WRITTEN EXERCISE 1
Swap "asset-item" for "asset-tile" in the listing, from its first line through the line holding "rotation-y-field[interactable]: 0: [1169, 136, 1223, 143]", inclusive, and reproduce only those lines with nothing else changed.

TEXT TO READ
Numerous reviews have comprehensively detailed existing quantum computing systems [71,72,73], including articles about material challenges for quantum computers [74, 75]. This review is intended to facilitate researchers from a broad variety of fields, not only physics but also nanotechnology and material sciences, in developing physical qubit systems. In this regard, we summarize the fundamental quantum properties employed in quantum computing, including superposition and entanglement, and the requirements for qubits and quantum operations. In addition, we explore the current status of this field and its applications.

GIVEN DATA

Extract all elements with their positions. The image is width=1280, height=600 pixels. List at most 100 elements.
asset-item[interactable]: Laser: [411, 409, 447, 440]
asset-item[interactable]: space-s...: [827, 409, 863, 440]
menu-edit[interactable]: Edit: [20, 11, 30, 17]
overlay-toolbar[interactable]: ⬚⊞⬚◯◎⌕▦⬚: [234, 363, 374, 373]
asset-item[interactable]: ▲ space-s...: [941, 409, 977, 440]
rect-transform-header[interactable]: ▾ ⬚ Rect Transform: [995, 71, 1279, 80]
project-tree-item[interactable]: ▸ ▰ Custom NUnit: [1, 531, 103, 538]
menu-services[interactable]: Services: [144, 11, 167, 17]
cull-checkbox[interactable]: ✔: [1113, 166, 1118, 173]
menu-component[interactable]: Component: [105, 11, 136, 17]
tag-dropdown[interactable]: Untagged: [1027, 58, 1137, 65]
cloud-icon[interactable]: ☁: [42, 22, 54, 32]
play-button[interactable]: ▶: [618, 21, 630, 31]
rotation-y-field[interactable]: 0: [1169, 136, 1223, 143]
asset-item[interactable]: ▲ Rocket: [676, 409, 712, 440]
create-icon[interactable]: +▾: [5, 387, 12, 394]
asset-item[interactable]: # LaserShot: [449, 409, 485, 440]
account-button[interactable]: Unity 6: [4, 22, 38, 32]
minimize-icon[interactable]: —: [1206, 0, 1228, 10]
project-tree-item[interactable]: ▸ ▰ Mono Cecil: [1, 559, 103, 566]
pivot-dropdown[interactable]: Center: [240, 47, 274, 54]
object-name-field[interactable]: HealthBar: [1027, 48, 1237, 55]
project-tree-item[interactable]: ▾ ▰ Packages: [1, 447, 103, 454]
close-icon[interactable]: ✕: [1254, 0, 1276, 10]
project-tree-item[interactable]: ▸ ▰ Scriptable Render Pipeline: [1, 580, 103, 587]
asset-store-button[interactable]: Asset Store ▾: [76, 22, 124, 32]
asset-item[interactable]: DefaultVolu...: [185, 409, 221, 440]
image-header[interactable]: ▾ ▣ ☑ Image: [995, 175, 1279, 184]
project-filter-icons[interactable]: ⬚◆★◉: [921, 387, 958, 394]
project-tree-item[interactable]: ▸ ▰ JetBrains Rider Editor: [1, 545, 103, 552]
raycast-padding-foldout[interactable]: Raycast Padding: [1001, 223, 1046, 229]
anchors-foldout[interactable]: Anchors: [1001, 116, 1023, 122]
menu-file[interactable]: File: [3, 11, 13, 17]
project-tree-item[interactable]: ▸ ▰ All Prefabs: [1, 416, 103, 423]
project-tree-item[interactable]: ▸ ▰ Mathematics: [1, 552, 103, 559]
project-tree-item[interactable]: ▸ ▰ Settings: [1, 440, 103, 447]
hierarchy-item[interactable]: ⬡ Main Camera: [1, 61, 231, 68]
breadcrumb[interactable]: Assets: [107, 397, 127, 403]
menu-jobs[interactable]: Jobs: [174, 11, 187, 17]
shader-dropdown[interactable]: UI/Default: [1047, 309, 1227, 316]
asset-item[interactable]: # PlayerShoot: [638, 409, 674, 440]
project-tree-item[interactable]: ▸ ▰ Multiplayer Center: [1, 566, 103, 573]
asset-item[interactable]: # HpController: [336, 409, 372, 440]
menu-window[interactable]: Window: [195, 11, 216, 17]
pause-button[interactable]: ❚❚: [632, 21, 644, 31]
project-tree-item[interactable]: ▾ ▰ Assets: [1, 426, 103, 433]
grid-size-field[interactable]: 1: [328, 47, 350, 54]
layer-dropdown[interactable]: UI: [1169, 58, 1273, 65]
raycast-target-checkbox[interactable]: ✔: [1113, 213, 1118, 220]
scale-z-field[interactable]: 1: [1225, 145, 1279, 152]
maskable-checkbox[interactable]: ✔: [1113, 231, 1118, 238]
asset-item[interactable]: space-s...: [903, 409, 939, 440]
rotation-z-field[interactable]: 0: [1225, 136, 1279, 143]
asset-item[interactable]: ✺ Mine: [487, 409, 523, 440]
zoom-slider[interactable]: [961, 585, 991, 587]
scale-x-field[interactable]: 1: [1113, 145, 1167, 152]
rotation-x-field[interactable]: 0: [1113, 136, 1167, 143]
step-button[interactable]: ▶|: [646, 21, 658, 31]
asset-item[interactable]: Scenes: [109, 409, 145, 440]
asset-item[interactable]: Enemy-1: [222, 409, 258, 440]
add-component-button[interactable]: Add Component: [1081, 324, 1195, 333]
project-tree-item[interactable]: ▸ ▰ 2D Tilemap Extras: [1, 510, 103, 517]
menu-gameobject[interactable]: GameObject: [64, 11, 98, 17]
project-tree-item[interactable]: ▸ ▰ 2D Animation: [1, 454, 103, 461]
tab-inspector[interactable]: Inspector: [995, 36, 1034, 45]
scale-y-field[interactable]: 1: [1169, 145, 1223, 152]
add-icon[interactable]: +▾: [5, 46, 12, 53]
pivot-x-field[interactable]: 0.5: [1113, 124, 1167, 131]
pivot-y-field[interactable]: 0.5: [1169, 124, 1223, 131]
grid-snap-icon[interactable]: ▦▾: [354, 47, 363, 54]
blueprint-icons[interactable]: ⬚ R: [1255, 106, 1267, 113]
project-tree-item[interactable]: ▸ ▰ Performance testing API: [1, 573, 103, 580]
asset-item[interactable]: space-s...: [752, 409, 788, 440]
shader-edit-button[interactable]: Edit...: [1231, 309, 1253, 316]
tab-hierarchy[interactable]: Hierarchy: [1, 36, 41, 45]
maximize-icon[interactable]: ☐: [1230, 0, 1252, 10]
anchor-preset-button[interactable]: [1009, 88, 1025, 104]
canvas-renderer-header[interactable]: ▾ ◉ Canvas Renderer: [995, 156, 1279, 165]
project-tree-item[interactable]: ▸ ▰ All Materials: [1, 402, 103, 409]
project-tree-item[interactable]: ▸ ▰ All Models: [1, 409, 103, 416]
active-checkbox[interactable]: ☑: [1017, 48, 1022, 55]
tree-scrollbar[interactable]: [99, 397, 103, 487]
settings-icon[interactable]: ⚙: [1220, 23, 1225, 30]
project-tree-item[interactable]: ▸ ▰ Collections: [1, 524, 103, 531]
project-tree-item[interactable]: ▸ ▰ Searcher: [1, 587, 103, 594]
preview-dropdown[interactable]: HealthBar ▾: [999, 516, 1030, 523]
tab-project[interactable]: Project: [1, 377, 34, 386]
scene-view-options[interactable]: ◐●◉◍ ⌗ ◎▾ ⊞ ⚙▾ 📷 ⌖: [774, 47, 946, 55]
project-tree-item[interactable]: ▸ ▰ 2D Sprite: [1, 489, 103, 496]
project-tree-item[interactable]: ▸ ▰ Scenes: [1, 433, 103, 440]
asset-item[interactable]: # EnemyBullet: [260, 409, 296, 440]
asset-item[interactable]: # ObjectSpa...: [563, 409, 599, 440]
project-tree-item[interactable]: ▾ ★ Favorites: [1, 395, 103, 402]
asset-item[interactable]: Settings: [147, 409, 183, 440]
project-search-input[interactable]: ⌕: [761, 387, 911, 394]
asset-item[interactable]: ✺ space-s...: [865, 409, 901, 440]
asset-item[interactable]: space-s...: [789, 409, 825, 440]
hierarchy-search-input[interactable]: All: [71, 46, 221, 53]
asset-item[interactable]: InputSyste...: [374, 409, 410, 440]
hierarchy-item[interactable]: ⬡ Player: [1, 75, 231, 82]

WRITTEN EXERCISE 2
Answer these about the review excerpt:
(a) Besides physics, which fields does it name among those whose researchers it is meant to help?
(b) Which two fundamental quantum properties does it say it summarizes?
(c) Apart from those properties and the qubit requirements, what does it say it explores?

EXPECTED ANSWER 1
Extract all elements with their positions. The image is width=1280, height=600 pixels. List at most 100 elements.
asset-tile[interactable]: Laser: [411, 409, 447, 440]
asset-tile[interactable]: space-s...: [827, 409, 863, 440]
menu-edit[interactable]: Edit: [20, 11, 30, 17]
overlay-toolbar[interactable]: ⬚⊞⬚◯◎⌕▦⬚: [234, 363, 374, 373]
asset-tile[interactable]: ▲ space-s...: [941, 409, 977, 440]
rect-transform-header[interactable]: ▾ ⬚ Rect Transform: [995, 71, 1279, 80]
project-tree-item[interactable]: ▸ ▰ Custom NUnit: [1, 531, 103, 538]
menu-services[interactable]: Services: [144, 11, 167, 17]
cull-checkbox[interactable]: ✔: [1113, 166, 1118, 173]
menu-component[interactable]: Component: [105, 11, 136, 17]
tag-dropdown[interactable]: Untagged: [1027, 58, 1137, 65]
cloud-icon[interactable]: ☁: [42, 22, 54, 32]
play-button[interactable]: ▶: [618, 21, 630, 31]
rotation-y-field[interactable]: 0: [1169, 136, 1223, 143]

EXPECTED ANSWER 2
(a) Nanotechnology and material sciences.
(b) Superposition and entanglement.
(c) The current status of the field and its applications.